Dataset entries on figures
⁂
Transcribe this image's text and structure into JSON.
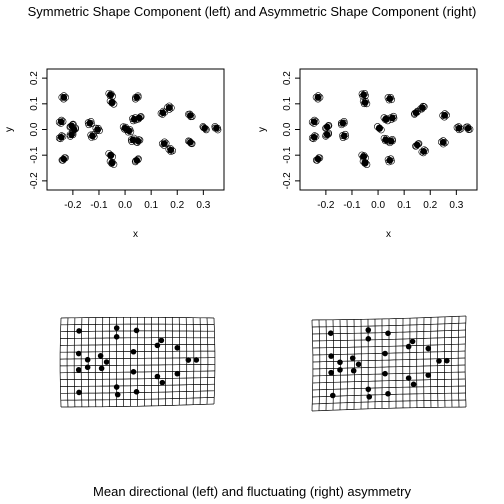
{
  "page_title": "Symmetric Shape Component (left) and Asymmetric Shape Component (right)",
  "bottom_title": "Mean directional (left) and fluctuating (right) asymmetry",
  "chart_data": [
    {
      "type": "scatter",
      "name": "symmetric-shape-component",
      "xlabel": "x",
      "ylabel": "y",
      "xlim": [
        -0.28,
        0.36
      ],
      "ylim": [
        -0.22,
        0.22
      ],
      "xticks": [
        "-0.2",
        "-0.1",
        "0.0",
        "0.1",
        "0.2",
        "0.3"
      ],
      "yticks": [
        "-0.2",
        "-0.1",
        "0.0",
        "0.1",
        "0.2"
      ],
      "points": [
        [
          -0.235,
          0.125
        ],
        [
          -0.245,
          0.03
        ],
        [
          -0.245,
          -0.03
        ],
        [
          -0.235,
          -0.115
        ],
        [
          -0.205,
          0.015
        ],
        [
          -0.195,
          0.0
        ],
        [
          -0.205,
          -0.02
        ],
        [
          -0.135,
          0.025
        ],
        [
          -0.125,
          -0.025
        ],
        [
          -0.105,
          0.0
        ],
        [
          -0.055,
          0.135
        ],
        [
          -0.05,
          0.105
        ],
        [
          -0.055,
          -0.1
        ],
        [
          -0.05,
          -0.13
        ],
        [
          0.0,
          0.005
        ],
        [
          0.015,
          -0.005
        ],
        [
          0.035,
          0.04
        ],
        [
          0.03,
          -0.04
        ],
        [
          0.045,
          0.125
        ],
        [
          0.045,
          -0.12
        ],
        [
          0.055,
          0.045
        ],
        [
          0.05,
          -0.045
        ],
        [
          0.145,
          0.065
        ],
        [
          0.15,
          -0.055
        ],
        [
          0.17,
          0.085
        ],
        [
          0.175,
          -0.08
        ],
        [
          0.25,
          0.055
        ],
        [
          0.25,
          -0.05
        ],
        [
          0.305,
          0.005
        ],
        [
          0.35,
          0.005
        ]
      ]
    },
    {
      "type": "scatter",
      "name": "asymmetric-shape-component",
      "xlabel": "x",
      "ylabel": "y",
      "xlim": [
        -0.28,
        0.36
      ],
      "ylim": [
        -0.22,
        0.22
      ],
      "xticks": [
        "-0.2",
        "-0.1",
        "0.0",
        "0.1",
        "0.2",
        "0.3"
      ],
      "yticks": [
        "-0.2",
        "-0.1",
        "0.0",
        "0.1",
        "0.2"
      ],
      "points": [
        [
          -0.23,
          0.125
        ],
        [
          -0.245,
          0.03
        ],
        [
          -0.245,
          -0.03
        ],
        [
          -0.23,
          -0.115
        ],
        [
          -0.195,
          0.01
        ],
        [
          -0.195,
          -0.02
        ],
        [
          -0.135,
          0.025
        ],
        [
          -0.13,
          -0.025
        ],
        [
          -0.055,
          0.135
        ],
        [
          -0.05,
          0.105
        ],
        [
          -0.055,
          -0.105
        ],
        [
          -0.05,
          -0.13
        ],
        [
          0.005,
          0.005
        ],
        [
          0.03,
          0.04
        ],
        [
          0.03,
          -0.04
        ],
        [
          0.045,
          0.12
        ],
        [
          0.045,
          -0.12
        ],
        [
          0.055,
          0.045
        ],
        [
          0.05,
          -0.045
        ],
        [
          0.145,
          0.065
        ],
        [
          0.15,
          -0.06
        ],
        [
          0.17,
          0.085
        ],
        [
          0.175,
          -0.085
        ],
        [
          0.255,
          0.055
        ],
        [
          0.25,
          -0.05
        ],
        [
          0.31,
          0.005
        ],
        [
          0.345,
          0.005
        ]
      ]
    },
    {
      "type": "scatter",
      "name": "mean-directional-asymmetry-grid",
      "points": [
        [
          -0.245,
          0.125
        ],
        [
          -0.245,
          0.035
        ],
        [
          -0.245,
          -0.03
        ],
        [
          -0.245,
          -0.12
        ],
        [
          -0.2,
          0.01
        ],
        [
          -0.2,
          -0.02
        ],
        [
          -0.135,
          0.025
        ],
        [
          -0.13,
          -0.025
        ],
        [
          -0.105,
          0.0
        ],
        [
          -0.055,
          0.135
        ],
        [
          -0.055,
          0.1
        ],
        [
          -0.055,
          -0.1
        ],
        [
          -0.05,
          -0.13
        ],
        [
          0.03,
          0.04
        ],
        [
          0.03,
          -0.04
        ],
        [
          0.045,
          0.125
        ],
        [
          0.045,
          -0.12
        ],
        [
          0.15,
          0.065
        ],
        [
          0.15,
          -0.06
        ],
        [
          0.17,
          0.085
        ],
        [
          0.175,
          -0.085
        ],
        [
          0.25,
          0.055
        ],
        [
          0.25,
          -0.05
        ],
        [
          0.305,
          0.005
        ],
        [
          0.345,
          0.005
        ]
      ]
    },
    {
      "type": "scatter",
      "name": "fluctuating-asymmetry-grid",
      "points": [
        [
          -0.245,
          0.125
        ],
        [
          -0.245,
          0.035
        ],
        [
          -0.245,
          -0.03
        ],
        [
          -0.235,
          -0.12
        ],
        [
          -0.2,
          0.01
        ],
        [
          -0.2,
          -0.02
        ],
        [
          -0.135,
          0.025
        ],
        [
          -0.13,
          -0.025
        ],
        [
          -0.105,
          0.0
        ],
        [
          -0.055,
          0.135
        ],
        [
          -0.055,
          0.1
        ],
        [
          -0.055,
          -0.1
        ],
        [
          -0.05,
          -0.13
        ],
        [
          0.03,
          0.04
        ],
        [
          0.03,
          -0.04
        ],
        [
          0.045,
          0.12
        ],
        [
          0.045,
          -0.12
        ],
        [
          0.15,
          0.065
        ],
        [
          0.15,
          -0.06
        ],
        [
          0.17,
          0.085
        ],
        [
          0.175,
          -0.085
        ],
        [
          0.25,
          0.055
        ],
        [
          0.25,
          -0.05
        ],
        [
          0.305,
          0.005
        ],
        [
          0.345,
          0.005
        ]
      ]
    }
  ]
}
⁂
> [What you have to do]
Your task is to copy the entries in full and exactly, without any images.

> [Answer for this exercise]
Transcribe this image's text and structure into JSON.
{
  "page_title": "Symmetric Shape Component (left) and Asymmetric Shape Component (right)",
  "bottom_title": "Mean directional (left) and fluctuating (right) asymmetry",
  "chart_data": [
    {
      "type": "scatter",
      "name": "symmetric-shape-component",
      "xlabel": "x",
      "ylabel": "y",
      "xlim": [
        -0.28,
        0.36
      ],
      "ylim": [
        -0.22,
        0.22
      ],
      "xticks": [
        "-0.2",
        "-0.1",
        "0.0",
        "0.1",
        "0.2",
        "0.3"
      ],
      "yticks": [
        "-0.2",
        "-0.1",
        "0.0",
        "0.1",
        "0.2"
      ],
      "points": [
        [
          -0.235,
          0.125
        ],
        [
          -0.245,
          0.03
        ],
        [
          -0.245,
          -0.03
        ],
        [
          -0.235,
          -0.115
        ],
        [
          -0.205,
          0.015
        ],
        [
          -0.195,
          0.0
        ],
        [
          -0.205,
          -0.02
        ],
        [
          -0.135,
          0.025
        ],
        [
          -0.125,
          -0.025
        ],
        [
          -0.105,
          0.0
        ],
        [
          -0.055,
          0.135
        ],
        [
          -0.05,
          0.105
        ],
        [
          -0.055,
          -0.1
        ],
        [
          -0.05,
          -0.13
        ],
        [
          0.0,
          0.005
        ],
        [
          0.015,
          -0.005
        ],
        [
          0.035,
          0.04
        ],
        [
          0.03,
          -0.04
        ],
        [
          0.045,
          0.125
        ],
        [
          0.045,
          -0.12
        ],
        [
          0.055,
          0.045
        ],
        [
          0.05,
          -0.045
        ],
        [
          0.145,
          0.065
        ],
        [
          0.15,
          -0.055
        ],
        [
          0.17,
          0.085
        ],
        [
          0.175,
          -0.08
        ],
        [
          0.25,
          0.055
        ],
        [
          0.25,
          -0.05
        ],
        [
          0.305,
          0.005
        ],
        [
          0.35,
          0.005
        ]
      ]
    },
    {
      "type": "scatter",
      "name": "asymmetric-shape-component",
      "xlabel": "x",
      "ylabel": "y",
      "xlim": [
        -0.28,
        0.36
      ],
      "ylim": [
        -0.22,
        0.22
      ],
      "xticks": [
        "-0.2",
        "-0.1",
        "0.0",
        "0.1",
        "0.2",
        "0.3"
      ],
      "yticks": [
        "-0.2",
        "-0.1",
        "0.0",
        "0.1",
        "0.2"
      ],
      "points": [
        [
          -0.23,
          0.125
        ],
        [
          -0.245,
          0.03
        ],
        [
          -0.245,
          -0.03
        ],
        [
          -0.23,
          -0.115
        ],
        [
          -0.195,
          0.01
        ],
        [
          -0.195,
          -0.02
        ],
        [
          -0.135,
          0.025
        ],
        [
          -0.13,
          -0.025
        ],
        [
          -0.055,
          0.135
        ],
        [
          -0.05,
          0.105
        ],
        [
          -0.055,
          -0.105
        ],
        [
          -0.05,
          -0.13
        ],
        [
          0.005,
          0.005
        ],
        [
          0.03,
          0.04
        ],
        [
          0.03,
          -0.04
        ],
        [
          0.045,
          0.12
        ],
        [
          0.045,
          -0.12
        ],
        [
          0.055,
          0.045
        ],
        [
          0.05,
          -0.045
        ],
        [
          0.145,
          0.065
        ],
        [
          0.15,
          -0.06
        ],
        [
          0.17,
          0.085
        ],
        [
          0.175,
          -0.085
        ],
        [
          0.255,
          0.055
        ],
        [
          0.25,
          -0.05
        ],
        [
          0.31,
          0.005
        ],
        [
          0.345,
          0.005
        ]
      ]
    },
    {
      "type": "scatter",
      "name": "mean-directional-asymmetry-grid",
      "points": [
        [
          -0.245,
          0.125
        ],
        [
          -0.245,
          0.035
        ],
        [
          -0.245,
          -0.03
        ],
        [
          -0.245,
          -0.12
        ],
        [
          -0.2,
          0.01
        ],
        [
          -0.2,
          -0.02
        ],
        [
          -0.135,
          0.025
        ],
        [
          -0.13,
          -0.025
        ],
        [
          -0.105,
          0.0
        ],
        [
          -0.055,
          0.135
        ],
        [
          -0.055,
          0.1
        ],
        [
          -0.055,
          -0.1
        ],
        [
          -0.05,
          -0.13
        ],
        [
          0.03,
          0.04
        ],
        [
          0.03,
          -0.04
        ],
        [
          0.045,
          0.125
        ],
        [
          0.045,
          -0.12
        ],
        [
          0.15,
          0.065
        ],
        [
          0.15,
          -0.06
        ],
        [
          0.17,
          0.085
        ],
        [
          0.175,
          -0.085
        ],
        [
          0.25,
          0.055
        ],
        [
          0.25,
          -0.05
        ],
        [
          0.305,
          0.005
        ],
        [
          0.345,
          0.005
        ]
      ]
    },
    {
      "type": "scatter",
      "name": "fluctuating-asymmetry-grid",
      "points": [
        [
          -0.245,
          0.125
        ],
        [
          -0.245,
          0.035
        ],
        [
          -0.245,
          -0.03
        ],
        [
          -0.235,
          -0.12
        ],
        [
          -0.2,
          0.01
        ],
        [
          -0.2,
          -0.02
        ],
        [
          -0.135,
          0.025
        ],
        [
          -0.13,
          -0.025
        ],
        [
          -0.105,
          0.0
        ],
        [
          -0.055,
          0.135
        ],
        [
          -0.055,
          0.1
        ],
        [
          -0.055,
          -0.1
        ],
        [
          -0.05,
          -0.13
        ],
        [
          0.03,
          0.04
        ],
        [
          0.03,
          -0.04
        ],
        [
          0.045,
          0.12
        ],
        [
          0.045,
          -0.12
        ],
        [
          0.15,
          0.065
        ],
        [
          0.15,
          -0.06
        ],
        [
          0.17,
          0.085
        ],
        [
          0.175,
          -0.085
        ],
        [
          0.25,
          0.055
        ],
        [
          0.25,
          -0.05
        ],
        [
          0.305,
          0.005
        ],
        [
          0.345,
          0.005
        ]
      ]
    }
  ]
}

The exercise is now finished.